### [Given records]
## start
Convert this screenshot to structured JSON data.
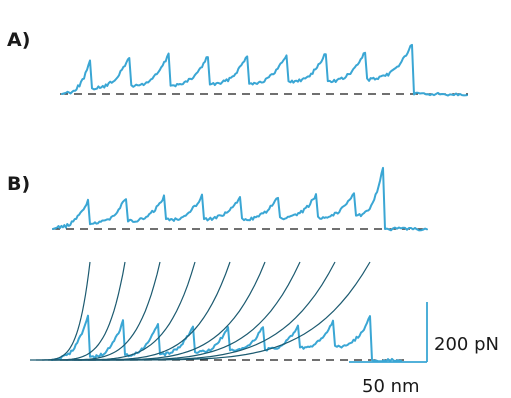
{
  "chart_data": [
    {
      "type": "line",
      "panel_label": "A)",
      "baseline": "dashed",
      "peak_force_pN": [
        107,
        123,
        131,
        127,
        130,
        133,
        137,
        141,
        166
      ],
      "baseline_force_pN": [
        5,
        20,
        28,
        30,
        33,
        36,
        41,
        43,
        49
      ]
    },
    {
      "type": "line",
      "panel_label": "B)",
      "baseline": "dashed",
      "peak_force_pN": [
        96,
        104,
        108,
        111,
        103,
        105,
        113,
        123,
        201
      ],
      "baseline_force_pN": [
        5,
        18,
        26,
        31,
        34,
        33,
        36,
        39,
        46
      ]
    },
    {
      "type": "line",
      "panel_label": "",
      "baseline": "dashed",
      "fit_curves": "worm-like-chain",
      "fit_count": 9,
      "peak_force_pN": [
        148,
        129,
        124,
        116,
        108,
        113,
        115,
        131,
        142
      ],
      "scale_bars": {
        "force": "200 pN",
        "distance": "50 nm"
      }
    }
  ],
  "colors": {
    "trace": "#3aa6d4",
    "fit": "#1c5a70",
    "baseline": "#1a1a1a"
  }
}
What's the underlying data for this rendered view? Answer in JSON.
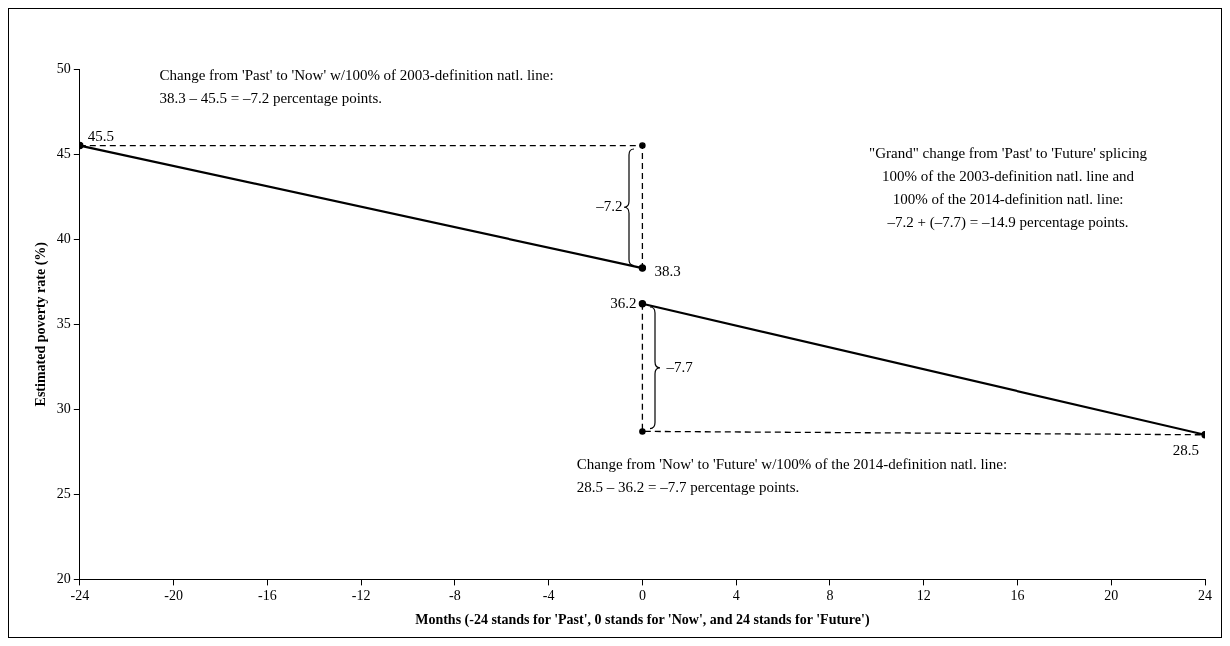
{
  "chart_data": {
    "type": "line",
    "xlabel": "Months (-24 stands for 'Past', 0 stands for 'Now', and 24 stands for 'Future')",
    "ylabel": "Estimated poverty rate (%)",
    "xlim": [
      -24,
      24
    ],
    "xticks": [
      -24,
      -20,
      -16,
      -12,
      -8,
      -4,
      0,
      4,
      8,
      12,
      16,
      20,
      24
    ],
    "ylim": [
      20,
      50
    ],
    "yticks": [
      20,
      25,
      30,
      35,
      40,
      45,
      50
    ],
    "grid": false,
    "legend": false,
    "marker": "circle",
    "series": [
      {
        "color": "#000000",
        "x": [
          -24,
          0
        ],
        "values": [
          45.5,
          38.3
        ],
        "value_labels": [
          "45.5",
          "38.3"
        ],
        "line_style": "solid"
      },
      {
        "color": "#000000",
        "x": [
          0,
          24
        ],
        "values": [
          36.2,
          28.5
        ],
        "value_labels": [
          "36.2",
          "28.5"
        ],
        "line_style": "solid"
      },
      {
        "color": "#000000",
        "x": [
          -24,
          0,
          0
        ],
        "values": [
          45.5,
          45.5,
          38.3
        ],
        "line_style": "dashed"
      },
      {
        "color": "#000000",
        "x": [
          0,
          0,
          24
        ],
        "values": [
          36.2,
          28.7,
          28.5
        ],
        "line_style": "dashed"
      }
    ],
    "annotations": [
      "Change from 'Past' to 'Now' w/100% of 2003-definition natl. line:\n38.3 – 45.5 = –7.2 percentage points.",
      "\"Grand\" change from 'Past' to 'Future' splicing\n100% of the 2003-definition natl. line and\n100% of the 2014-definition natl. line:\n–7.2 + (–7.7) = –14.9 percentage points.",
      "Change from 'Now' to 'Future' w/100% of the 2014-definition natl. line:\n28.5 – 36.2 = –7.7 percentage points.",
      {
        "text": "–7.2",
        "x": 0,
        "y": 41.9
      },
      {
        "text": "–7.7",
        "x": 0,
        "y": 32.45
      }
    ]
  }
}
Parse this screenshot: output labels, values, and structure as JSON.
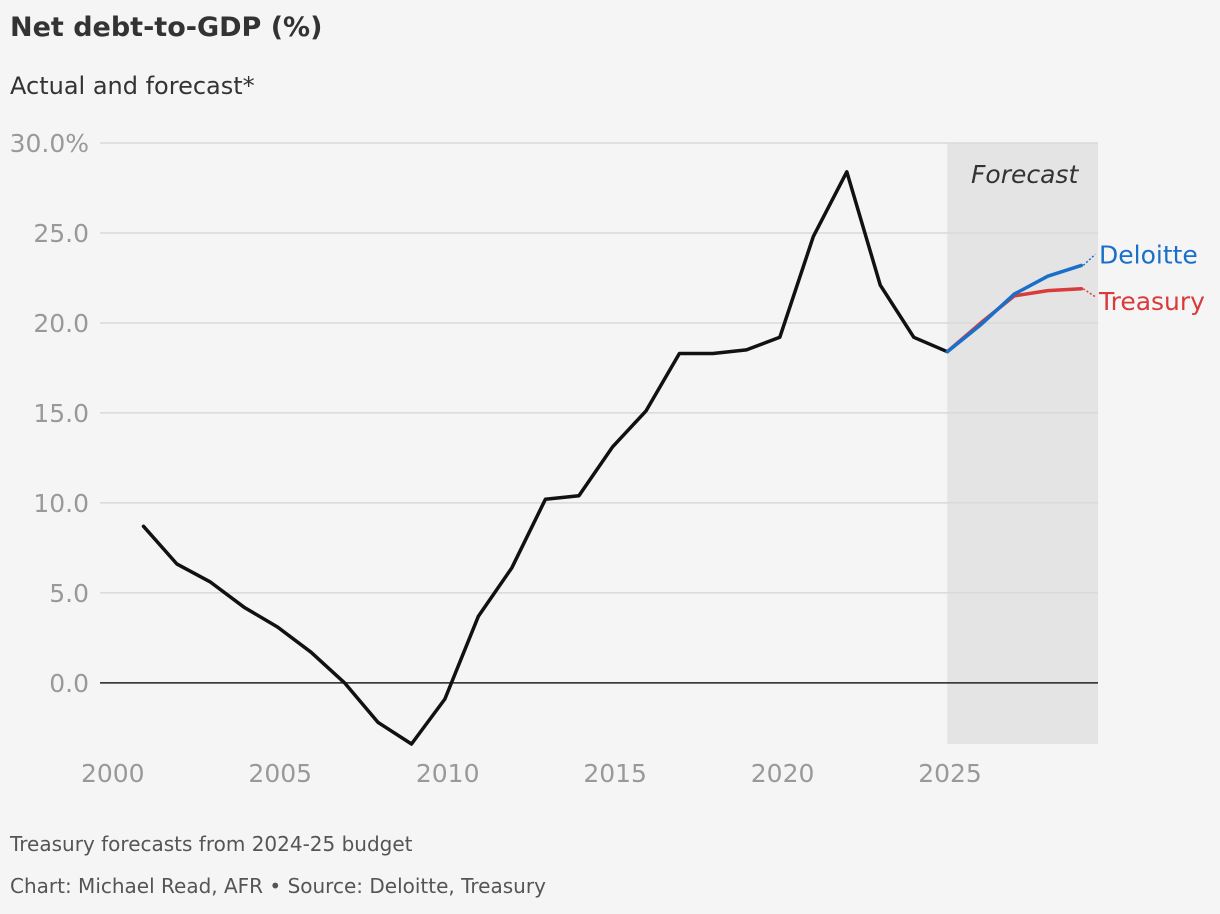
{
  "header": {
    "title": "Net debt-to-GDP (%)",
    "subtitle": "Actual and forecast*"
  },
  "footer": {
    "note": "Treasury forecasts from 2024-25 budget",
    "credit": "Chart: Michael Read, AFR • Source: Deloitte, Treasury"
  },
  "colors": {
    "actual": "#111111",
    "deloitte": "#1a6fc9",
    "treasury": "#d93a3a",
    "forecast_band": "#e4e4e4",
    "grid": "#d9d9d9",
    "tick_text": "#999999"
  },
  "chart_data": {
    "type": "line",
    "title": "Net debt-to-GDP (%)",
    "subtitle": "Actual and forecast*",
    "xlim": [
      1999.2,
      2029
    ],
    "ylim": [
      -3.4,
      30
    ],
    "x_ticks": [
      2000,
      2005,
      2010,
      2015,
      2020,
      2025
    ],
    "y_ticks": [
      {
        "value": 30,
        "label": "30.0%"
      },
      {
        "value": 25,
        "label": "25.0"
      },
      {
        "value": 20,
        "label": "20.0"
      },
      {
        "value": 15,
        "label": "15.0"
      },
      {
        "value": 10,
        "label": "10.0"
      },
      {
        "value": 5,
        "label": "5.0"
      },
      {
        "value": 0,
        "label": "0.0"
      }
    ],
    "grid": true,
    "forecast_region": {
      "start": 2024.5,
      "end": 2029,
      "label": "Forecast"
    },
    "series": [
      {
        "name": "",
        "role": "actual",
        "x": [
          2000.5,
          2001.5,
          2002.5,
          2003.5,
          2004.5,
          2005.5,
          2006.5,
          2007.5,
          2008.5,
          2009.5,
          2010.5,
          2011.5,
          2012.5,
          2013.5,
          2014.5,
          2015.5,
          2016.5,
          2017.5,
          2018.5,
          2019.5,
          2020.5,
          2021.5,
          2022.5,
          2023.5,
          2024.5
        ],
        "y": [
          8.7,
          6.6,
          5.6,
          4.2,
          3.1,
          1.7,
          0.0,
          -2.2,
          -3.4,
          -0.9,
          3.7,
          6.4,
          10.2,
          10.4,
          13.1,
          15.1,
          18.3,
          18.3,
          18.5,
          19.2,
          24.8,
          28.4,
          22.1,
          19.2,
          18.4
        ]
      },
      {
        "name": "Deloitte",
        "role": "deloitte",
        "x": [
          2024.5,
          2025.5,
          2026.5,
          2027.5,
          2028.5
        ],
        "y": [
          18.4,
          19.9,
          21.6,
          22.6,
          23.2
        ]
      },
      {
        "name": "Treasury",
        "role": "treasury",
        "x": [
          2024.5,
          2025.5,
          2026.5,
          2027.5,
          2028.5
        ],
        "y": [
          18.4,
          20.0,
          21.5,
          21.8,
          21.9
        ]
      }
    ]
  }
}
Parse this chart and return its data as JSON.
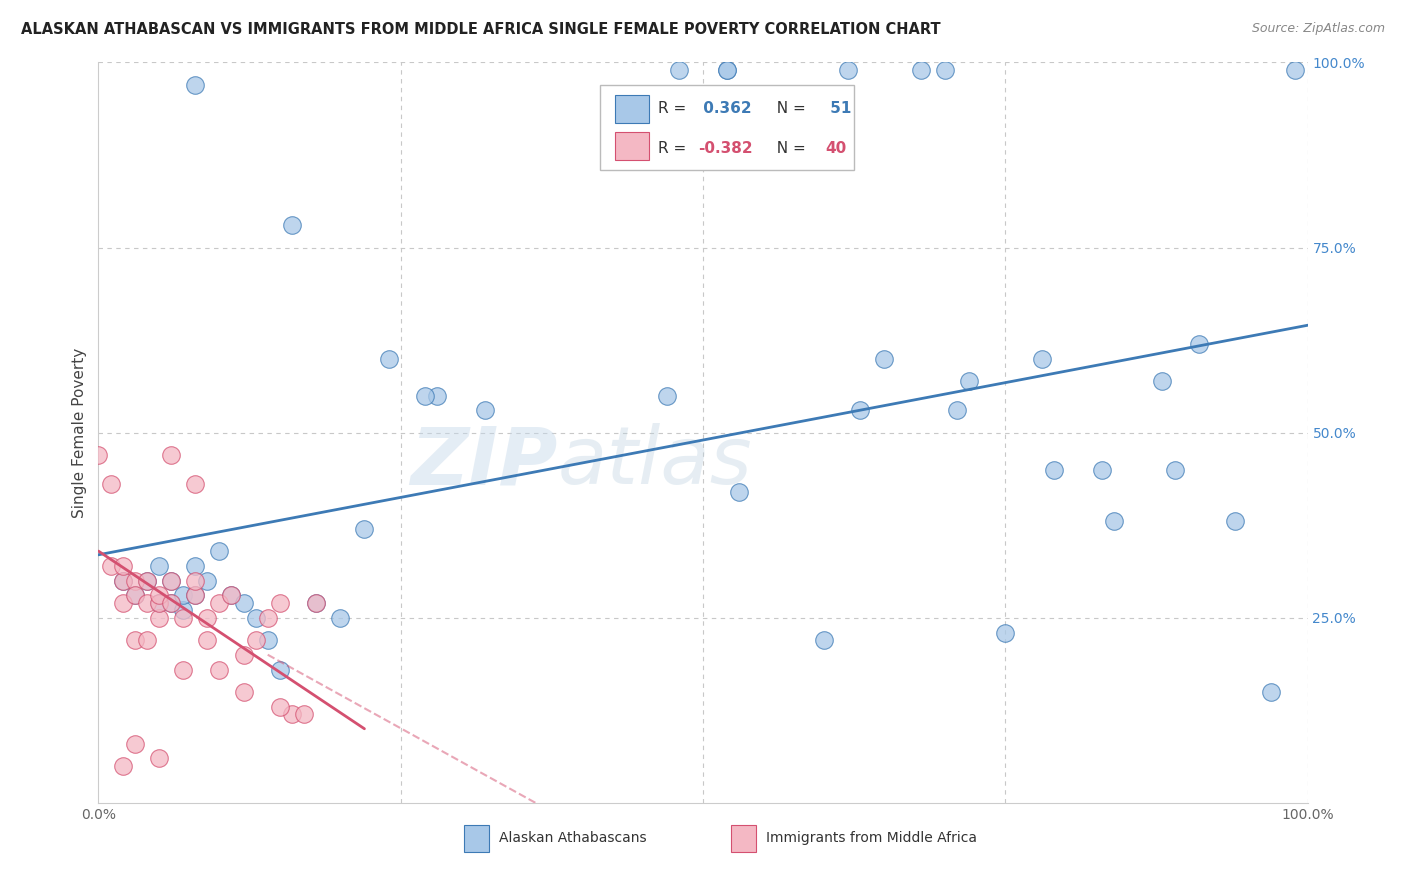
## end
### [Directive]
Filter the entries above down to the lines containing the word "this".

### [Full answer]
Convert this screenshot to structured JSON data.
What's the underlying data for this rendered view? Answer in JSON.
Parse this screenshot: output labels, values, and structure as JSON.
Parse this chart and return its data as JSON.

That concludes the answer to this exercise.